[Start of TASK INPUTS]

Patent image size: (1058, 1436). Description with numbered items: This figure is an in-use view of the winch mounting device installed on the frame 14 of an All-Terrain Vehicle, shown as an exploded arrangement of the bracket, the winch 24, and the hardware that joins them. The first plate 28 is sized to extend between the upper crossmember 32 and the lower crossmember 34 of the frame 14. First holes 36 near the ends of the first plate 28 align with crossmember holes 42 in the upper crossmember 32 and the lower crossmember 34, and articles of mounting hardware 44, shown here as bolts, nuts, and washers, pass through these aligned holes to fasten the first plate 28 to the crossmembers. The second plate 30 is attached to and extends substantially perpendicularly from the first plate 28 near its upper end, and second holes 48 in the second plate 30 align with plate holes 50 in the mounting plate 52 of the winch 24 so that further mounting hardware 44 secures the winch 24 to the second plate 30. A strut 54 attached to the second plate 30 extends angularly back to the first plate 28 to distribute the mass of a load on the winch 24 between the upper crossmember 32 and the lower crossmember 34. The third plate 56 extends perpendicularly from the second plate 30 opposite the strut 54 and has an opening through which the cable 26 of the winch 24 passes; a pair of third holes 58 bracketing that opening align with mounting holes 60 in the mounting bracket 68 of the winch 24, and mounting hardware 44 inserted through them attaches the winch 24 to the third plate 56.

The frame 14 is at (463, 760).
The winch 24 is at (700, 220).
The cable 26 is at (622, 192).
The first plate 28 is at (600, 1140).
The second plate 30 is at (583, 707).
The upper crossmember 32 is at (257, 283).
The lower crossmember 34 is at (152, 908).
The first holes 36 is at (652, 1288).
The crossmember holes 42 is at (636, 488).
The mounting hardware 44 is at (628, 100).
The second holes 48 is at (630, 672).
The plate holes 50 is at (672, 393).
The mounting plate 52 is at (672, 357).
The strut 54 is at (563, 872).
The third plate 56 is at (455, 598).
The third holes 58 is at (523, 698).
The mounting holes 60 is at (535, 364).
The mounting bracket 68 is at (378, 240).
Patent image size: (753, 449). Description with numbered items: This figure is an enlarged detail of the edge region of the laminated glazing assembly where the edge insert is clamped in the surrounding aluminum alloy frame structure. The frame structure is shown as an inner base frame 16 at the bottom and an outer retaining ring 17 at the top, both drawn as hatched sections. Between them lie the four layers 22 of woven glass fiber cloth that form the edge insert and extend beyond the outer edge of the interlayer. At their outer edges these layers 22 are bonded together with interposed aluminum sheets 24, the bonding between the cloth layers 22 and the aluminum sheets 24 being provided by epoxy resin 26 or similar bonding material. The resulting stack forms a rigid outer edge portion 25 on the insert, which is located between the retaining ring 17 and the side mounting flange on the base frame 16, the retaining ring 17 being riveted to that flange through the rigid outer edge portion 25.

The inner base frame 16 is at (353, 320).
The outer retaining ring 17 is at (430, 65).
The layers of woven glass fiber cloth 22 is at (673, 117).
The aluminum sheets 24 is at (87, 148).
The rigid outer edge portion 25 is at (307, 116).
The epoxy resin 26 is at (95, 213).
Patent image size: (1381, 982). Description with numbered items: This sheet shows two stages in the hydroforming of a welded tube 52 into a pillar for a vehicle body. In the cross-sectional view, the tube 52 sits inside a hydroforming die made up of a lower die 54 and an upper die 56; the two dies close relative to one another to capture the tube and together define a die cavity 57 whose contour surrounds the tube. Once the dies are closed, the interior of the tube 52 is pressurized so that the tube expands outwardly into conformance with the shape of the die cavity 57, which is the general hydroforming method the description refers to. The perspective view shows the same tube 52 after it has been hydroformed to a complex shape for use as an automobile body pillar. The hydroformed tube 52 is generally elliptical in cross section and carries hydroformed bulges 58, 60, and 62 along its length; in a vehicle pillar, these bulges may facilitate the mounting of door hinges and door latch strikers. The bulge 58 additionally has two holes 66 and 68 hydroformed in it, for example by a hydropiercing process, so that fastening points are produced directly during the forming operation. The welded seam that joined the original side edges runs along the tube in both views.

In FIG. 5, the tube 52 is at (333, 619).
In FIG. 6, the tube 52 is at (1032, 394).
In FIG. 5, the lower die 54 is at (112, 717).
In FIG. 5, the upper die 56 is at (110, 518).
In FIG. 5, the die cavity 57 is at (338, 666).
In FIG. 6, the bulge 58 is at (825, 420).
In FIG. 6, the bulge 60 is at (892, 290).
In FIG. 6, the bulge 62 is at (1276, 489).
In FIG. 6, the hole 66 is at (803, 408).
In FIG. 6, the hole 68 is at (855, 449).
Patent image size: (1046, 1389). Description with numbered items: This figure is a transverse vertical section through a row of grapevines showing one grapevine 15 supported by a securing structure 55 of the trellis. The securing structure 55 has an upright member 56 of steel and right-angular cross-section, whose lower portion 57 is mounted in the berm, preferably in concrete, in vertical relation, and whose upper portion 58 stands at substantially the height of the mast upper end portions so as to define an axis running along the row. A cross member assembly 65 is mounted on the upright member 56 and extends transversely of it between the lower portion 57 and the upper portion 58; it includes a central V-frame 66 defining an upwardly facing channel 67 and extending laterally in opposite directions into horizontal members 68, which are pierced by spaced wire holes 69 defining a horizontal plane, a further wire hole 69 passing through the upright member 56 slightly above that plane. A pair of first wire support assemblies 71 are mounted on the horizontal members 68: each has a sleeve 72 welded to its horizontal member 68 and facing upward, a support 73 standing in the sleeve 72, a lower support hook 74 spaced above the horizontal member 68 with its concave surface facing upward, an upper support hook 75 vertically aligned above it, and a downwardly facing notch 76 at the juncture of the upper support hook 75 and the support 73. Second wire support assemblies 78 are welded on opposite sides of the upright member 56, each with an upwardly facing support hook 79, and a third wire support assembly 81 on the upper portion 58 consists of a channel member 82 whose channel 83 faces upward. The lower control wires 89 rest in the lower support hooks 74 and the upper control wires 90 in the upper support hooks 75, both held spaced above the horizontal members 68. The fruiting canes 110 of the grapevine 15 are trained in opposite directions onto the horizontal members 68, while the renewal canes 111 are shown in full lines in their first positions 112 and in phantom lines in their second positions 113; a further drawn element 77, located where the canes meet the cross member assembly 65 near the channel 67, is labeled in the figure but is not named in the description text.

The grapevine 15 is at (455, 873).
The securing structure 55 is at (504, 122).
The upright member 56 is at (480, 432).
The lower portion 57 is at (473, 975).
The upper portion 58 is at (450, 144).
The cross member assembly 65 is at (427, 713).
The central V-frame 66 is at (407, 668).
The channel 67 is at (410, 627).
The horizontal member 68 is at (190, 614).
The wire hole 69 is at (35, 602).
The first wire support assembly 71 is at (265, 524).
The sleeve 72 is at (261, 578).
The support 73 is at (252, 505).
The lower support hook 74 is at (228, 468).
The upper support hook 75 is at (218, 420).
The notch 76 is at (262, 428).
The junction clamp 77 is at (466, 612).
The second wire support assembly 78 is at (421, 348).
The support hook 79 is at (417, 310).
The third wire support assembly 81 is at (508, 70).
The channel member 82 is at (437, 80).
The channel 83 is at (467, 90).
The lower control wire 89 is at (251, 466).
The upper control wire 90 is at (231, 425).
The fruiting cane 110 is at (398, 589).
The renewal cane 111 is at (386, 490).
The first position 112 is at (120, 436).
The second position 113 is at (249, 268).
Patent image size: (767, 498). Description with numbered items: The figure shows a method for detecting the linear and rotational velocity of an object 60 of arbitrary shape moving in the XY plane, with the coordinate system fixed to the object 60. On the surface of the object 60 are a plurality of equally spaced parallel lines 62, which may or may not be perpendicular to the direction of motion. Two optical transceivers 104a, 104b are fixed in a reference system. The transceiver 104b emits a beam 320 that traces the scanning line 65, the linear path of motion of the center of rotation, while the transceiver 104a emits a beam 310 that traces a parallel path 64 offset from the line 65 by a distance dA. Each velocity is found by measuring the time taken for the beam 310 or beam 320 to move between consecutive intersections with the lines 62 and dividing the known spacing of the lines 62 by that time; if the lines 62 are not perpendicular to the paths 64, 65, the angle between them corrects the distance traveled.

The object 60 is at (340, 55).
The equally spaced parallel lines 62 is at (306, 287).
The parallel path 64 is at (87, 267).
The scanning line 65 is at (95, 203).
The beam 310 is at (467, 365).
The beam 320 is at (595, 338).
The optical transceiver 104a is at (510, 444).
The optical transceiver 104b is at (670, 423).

[End of TASK INPUTS]

**DESCRIPTION OF THE TASK**. Convert the entries into a Markdown table with a No. column and a Line column, starting with the line containing "Patent image size: (767, 498)." and continuing through the end of the entries. Number each row, and leave out blank lines.

**CORRECT OUTPUT**.
| No. | Line |
|---|---|
| 1 | Patent image size: (767, 498). Description with numbered items: The figure shows a method for detecting the linear and rotational velocity of an object 60 of arbitrary shape moving in the XY plane, with the coordinate system fixed to the object 60. On the surface of the object 60 are a plurality of equally spaced parallel lines 62, which may or may not be perpendicular to the direction of motion. Two optical transceivers 104a, 104b are fixed in a reference system. The transceiver 104b emits a beam 320 that traces the scanning line 65, the linear path of motion of the center of rotation, while the transceiver 104a emits a beam 310 that traces a parallel path 64 offset from the line 65 by a distance dA. Each velocity is found by measuring the time taken for the beam 310 or beam 320 to move between consecutive intersections with the lines 62 and dividing the known spacing of the lines 62 by that time; if the lines 62 are not perpendicular to the paths 64, 65, the angle between them corrects the distance traveled. |
| 2 | The object 60 is at (340, 55). |
| 3 | The equally spaced parallel lines 62 is at (306, 287). |
| 4 | The parallel path 64 is at (87, 267). |
| 5 | The scanning line 65 is at (95, 203). |
| 6 | The beam 310 is at (467, 365). |
| 7 | The beam 320 is at (595, 338). |
| 8 | The optical transceiver 104a is at (510, 444). |
| 9 | The optical transceiver 104b is at (670, 423). |